### What to work on
How many lines in the records below hold the string "悬挂晾干"? Answer with the number alone.

### Data provided
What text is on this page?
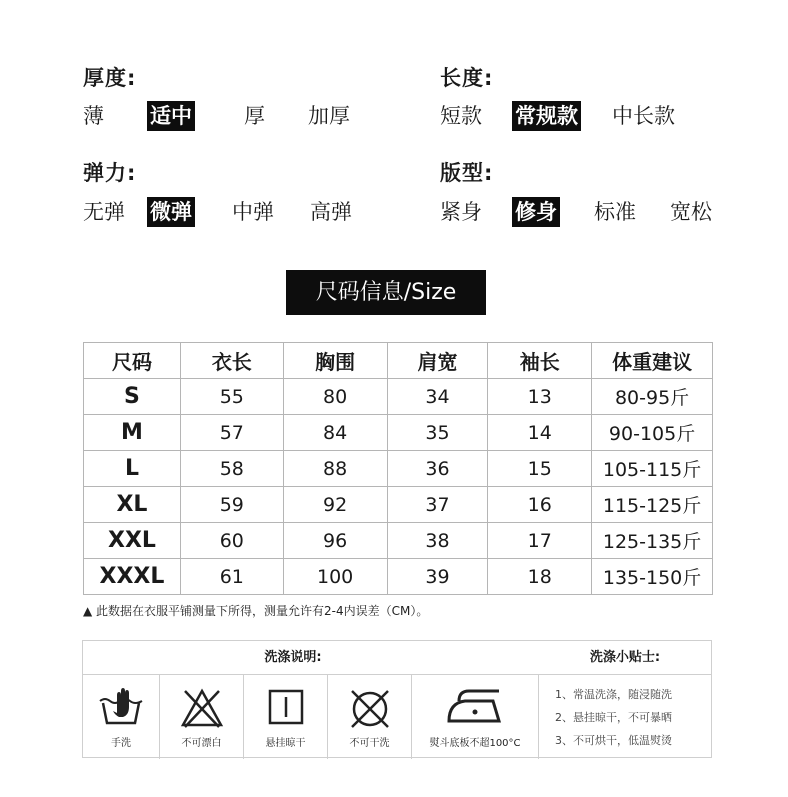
厚度:
薄 适中 厚 加厚
长度:
短款 常规款 中长款
弹力:
无弹 微弹 中弹 高弹
版型:
紧身 修身 标准 宽松
尺码信息/Size
尺码	衣长	胸围	肩宽	袖长	体重建议
S	55	80	34	13	80-95斤
M	57	84	35	14	90-105斤
L	58	88	36	15	105-115斤
XL	59	92	37	16	115-125斤
XXL	60	96	38	17	125-135斤
XXXL	61	100	39	18	135-150斤
▲ 此数据在衣服平铺测量下所得，测量允许有2-4内误差（CM）。
洗涤说明:	洗涤小贴士:
手洗	不可漂白	悬挂晾干	不可干洗	熨斗底板不超100°C
1、常温洗涤，随浸随洗
2、悬挂晾干，不可暴晒
3、不可烘干，低温熨烫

### Exercise output
2